Passage to read:

------------------------------------------------------------------------

UCLA Intergroup Relations Program holds dinner dialogue on feminism
(Hannah Burnett/Daily Bruin)
By Jacob Preal
Nov. 17, 2016 5:23 p.m.
Students discussed feminist issues and considered their visions for gender equality at student-run event on the Hill on Wednesday.
The Intergroup Relations Program hosted a dinner dialogue about what they call white feminism. About 20 students attended the event held at Bruin Plate.
Intergroup Relations, a program under the Bruin Resource Center, hosts events and workshops on campus, such as First Friday dialogues and dinner dialogues. At these events, students can talk about topics they might be uncomfortable with, said Celia Cody-Carrese, an intern with Intergroup Relations and third-year geography and enviornmental studies student.
Cody-Carrese said the organizers chose white feminism as the topic of Wednesday’s event because they think feminism has traditional ties with white supremacies. The organizers wanted to give students the opportunity to discuss the topic and break the stigma.
Intergroup Relations leaders discussed how celebrities approach feminism. Some asked the group what the difference was between the empowerment messages in Taylor Swift’s vs. Beyonce’s music.

------------------------------------------------------------------------

Material provided:

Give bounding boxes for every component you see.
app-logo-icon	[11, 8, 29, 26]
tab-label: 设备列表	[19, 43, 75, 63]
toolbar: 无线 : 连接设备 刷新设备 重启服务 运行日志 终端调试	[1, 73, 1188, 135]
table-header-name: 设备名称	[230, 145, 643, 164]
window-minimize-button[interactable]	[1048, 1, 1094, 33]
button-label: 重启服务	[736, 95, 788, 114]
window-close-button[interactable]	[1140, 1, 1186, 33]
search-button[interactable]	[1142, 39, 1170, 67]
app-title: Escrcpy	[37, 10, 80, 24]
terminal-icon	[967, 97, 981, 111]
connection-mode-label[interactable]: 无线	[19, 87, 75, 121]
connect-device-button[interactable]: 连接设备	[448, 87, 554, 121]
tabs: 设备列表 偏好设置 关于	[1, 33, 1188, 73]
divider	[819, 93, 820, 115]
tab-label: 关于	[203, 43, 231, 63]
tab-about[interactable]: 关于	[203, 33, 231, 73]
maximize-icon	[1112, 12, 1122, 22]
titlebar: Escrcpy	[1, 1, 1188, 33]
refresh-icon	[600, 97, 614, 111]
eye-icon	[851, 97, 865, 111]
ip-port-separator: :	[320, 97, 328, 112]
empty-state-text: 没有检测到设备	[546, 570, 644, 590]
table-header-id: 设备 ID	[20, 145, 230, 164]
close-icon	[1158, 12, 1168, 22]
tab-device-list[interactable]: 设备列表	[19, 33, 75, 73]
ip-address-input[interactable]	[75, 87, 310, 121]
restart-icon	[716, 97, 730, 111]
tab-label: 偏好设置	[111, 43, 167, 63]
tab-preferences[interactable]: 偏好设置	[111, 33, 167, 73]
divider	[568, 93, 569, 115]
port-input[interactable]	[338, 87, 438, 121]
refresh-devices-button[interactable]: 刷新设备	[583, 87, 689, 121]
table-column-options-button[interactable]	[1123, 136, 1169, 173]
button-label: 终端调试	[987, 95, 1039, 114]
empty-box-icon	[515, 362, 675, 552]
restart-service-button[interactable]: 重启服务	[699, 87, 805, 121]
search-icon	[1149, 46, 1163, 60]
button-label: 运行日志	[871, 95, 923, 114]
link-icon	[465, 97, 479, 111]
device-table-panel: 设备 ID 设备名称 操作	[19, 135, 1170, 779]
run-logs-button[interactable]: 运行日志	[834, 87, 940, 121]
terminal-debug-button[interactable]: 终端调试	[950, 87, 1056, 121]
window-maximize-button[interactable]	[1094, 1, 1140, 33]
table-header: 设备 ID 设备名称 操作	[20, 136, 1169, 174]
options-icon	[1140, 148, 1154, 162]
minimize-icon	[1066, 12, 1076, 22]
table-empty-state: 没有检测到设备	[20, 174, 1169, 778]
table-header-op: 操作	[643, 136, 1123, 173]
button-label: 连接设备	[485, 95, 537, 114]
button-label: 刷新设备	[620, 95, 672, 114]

------------------------------------------------------------------------

Challenge A: According to the article on the feminism dinner dialogue, how many students attended the event at Bruin Plate?
Challenge B: From the article on the feminism dinner dialogue, return the text between "Cody-Carrese said the" and "break the stigma.", inclusive.

Task result A: About 20 students.

Task result B:
Cody-Carrese said the organizers chose white feminism as the topic of Wednesday’s event because they think feminism has traditional ties with white supremacies. The organizers wanted to give students the opportunity to discuss the topic and break the stigma.